EXERCISE AIM: Whenever the word "with" shows up in a line of the data, copy that line.

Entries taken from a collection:
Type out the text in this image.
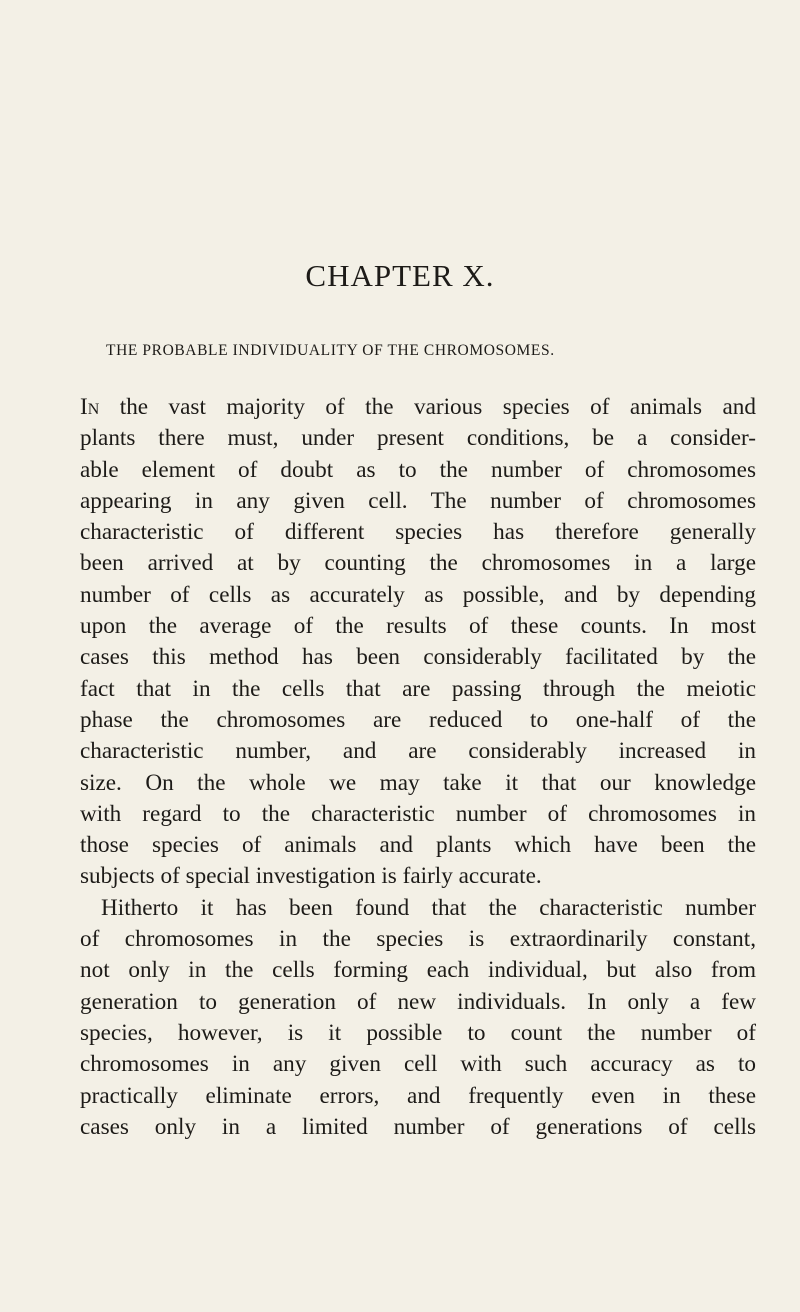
CHAPTER X.
THE PROBABLE INDIVIDUALITY OF THE CHROMOSOMES.
In the vast majority of the various species of animals and
plants there must, under present conditions, be a consider-
able element of doubt as to the number of chromosomes
appearing in any given cell. The number of chromosomes
characteristic of different species has therefore generally
been arrived at by counting the chromosomes in a large
number of cells as accurately as possible, and by depending
upon the average of the results of these counts. In most
cases this method has been considerably facilitated by the
fact that in the cells that are passing through the meiotic
phase the chromosomes are reduced to one-half of the
characteristic number, and are considerably increased in
size. On the whole we may take it that our knowledge
with regard to the characteristic number of chromosomes in
those species of animals and plants which have been the
subjects of special investigation is fairly accurate.
Hitherto it has been found that the characteristic number
of chromosomes in the species is extraordinarily constant,
not only in the cells forming each individual, but also from
generation to generation of new individuals. In only a few
species, however, is it possible to count the number of
chromosomes in any given cell with such accuracy as to
practically eliminate errors, and frequently even in these
cases only in a limited number of generations of cells
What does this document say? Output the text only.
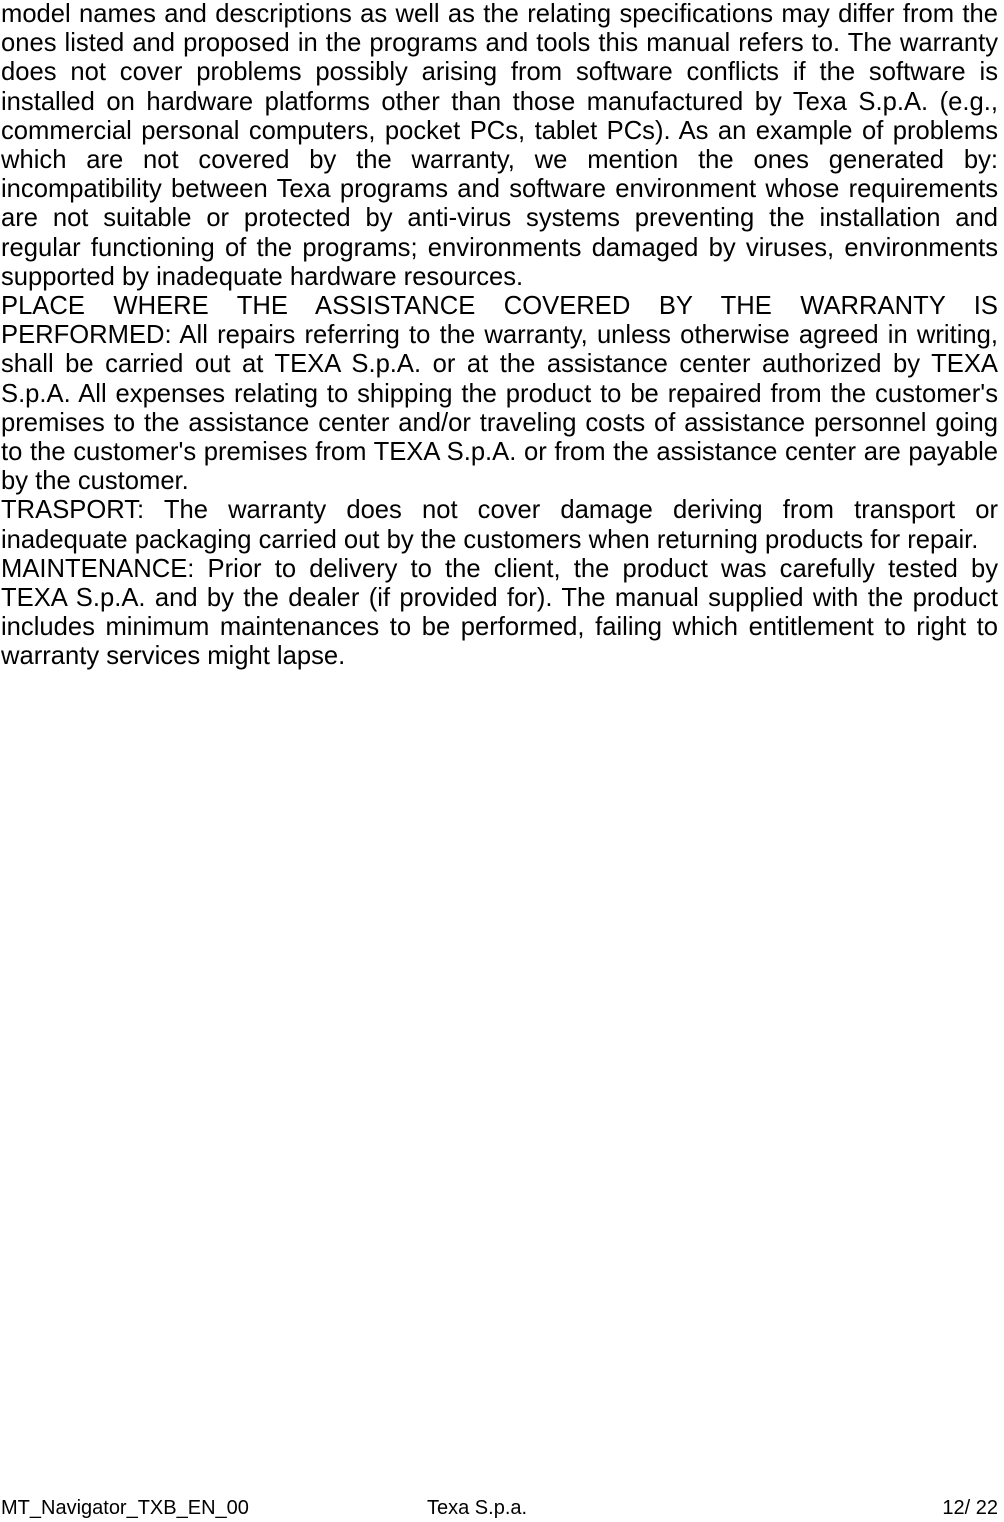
model names and descriptions as well as the relating specifications may differ from the ones listed and proposed in the programs and tools this manual refers to. The warranty does not cover problems possibly arising from software conflicts if the software is installed on hardware platforms other than those manufactured by Texa S.p.A. (e.g., commercial personal computers, pocket PCs, tablet PCs). As an example of problems which are not covered by the warranty, we mention the ones generated by: incompatibility between Texa programs and software environment whose requirements are not suitable or protected by anti-virus systems preventing the installation and regular functioning of the programs; environments damaged by viruses, environments supported by inadequate hardware resources.

PLACE WHERE THE ASSISTANCE COVERED BY THE WARRANTY IS PERFORMED: All repairs referring to the warranty, unless otherwise agreed in writing, shall be carried out at TEXA S.p.A. or at the assistance center authorized by TEXA S.p.A. All expenses relating to shipping the product to be repaired from the customer's premises to the assistance center and/or traveling costs of assistance personnel going to the customer's premises from TEXA S.p.A. or from the assistance center are payable by the customer.

TRASPORT: The warranty does not cover damage deriving from transport or inadequate packaging carried out by the customers when returning products for repair.

MAINTENANCE: Prior to delivery to the client, the product was carefully tested by TEXA S.p.A. and by the dealer (if provided for). The manual supplied with the product includes minimum maintenances to be performed, failing which entitlement to right to warranty services might lapse.

MT_Navigator_TXB_EN_00	Texa S.p.a.	12/ 22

WRITTEN RESPONSE:
with regard to the characteristic number of chromosomes in
chromosomes in any given cell with such accuracy as to
MAINTENANCE: Prior to delivery to the client, the product was carefully tested by TEXA S.p.A. and by the dealer (if provided for). The manual supplied with the product includes minimum maintenances to be performed, failing which entitlement to right to warranty services might lapse.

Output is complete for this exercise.